*DATASET RECORDS*:
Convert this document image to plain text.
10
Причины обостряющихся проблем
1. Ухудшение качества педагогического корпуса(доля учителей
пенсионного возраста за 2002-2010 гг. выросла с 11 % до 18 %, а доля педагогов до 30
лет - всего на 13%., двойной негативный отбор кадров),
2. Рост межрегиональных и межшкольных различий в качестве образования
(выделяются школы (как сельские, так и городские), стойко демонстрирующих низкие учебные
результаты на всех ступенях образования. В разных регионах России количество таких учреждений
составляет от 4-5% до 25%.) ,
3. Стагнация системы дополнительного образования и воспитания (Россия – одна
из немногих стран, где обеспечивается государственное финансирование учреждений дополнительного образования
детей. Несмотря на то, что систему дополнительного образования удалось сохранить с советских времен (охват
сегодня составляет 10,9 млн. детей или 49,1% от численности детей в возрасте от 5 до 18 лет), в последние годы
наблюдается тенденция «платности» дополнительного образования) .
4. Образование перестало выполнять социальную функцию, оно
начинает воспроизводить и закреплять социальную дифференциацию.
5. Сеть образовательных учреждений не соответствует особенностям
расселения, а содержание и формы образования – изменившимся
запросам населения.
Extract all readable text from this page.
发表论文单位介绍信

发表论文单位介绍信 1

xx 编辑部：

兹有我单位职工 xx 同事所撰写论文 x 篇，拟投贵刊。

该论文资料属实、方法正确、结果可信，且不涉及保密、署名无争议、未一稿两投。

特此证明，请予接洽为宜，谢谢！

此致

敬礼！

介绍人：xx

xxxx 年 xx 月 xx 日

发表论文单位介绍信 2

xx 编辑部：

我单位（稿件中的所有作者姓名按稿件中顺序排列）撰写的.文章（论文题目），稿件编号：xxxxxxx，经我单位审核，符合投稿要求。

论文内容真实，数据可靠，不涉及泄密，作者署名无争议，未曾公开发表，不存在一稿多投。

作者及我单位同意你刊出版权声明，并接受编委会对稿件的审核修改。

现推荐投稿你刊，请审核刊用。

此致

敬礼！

*WHAT TO WORK ON*: Only a number is wanted: how many lines of the material above hold "this"?

*CORRECT RESULT*: 2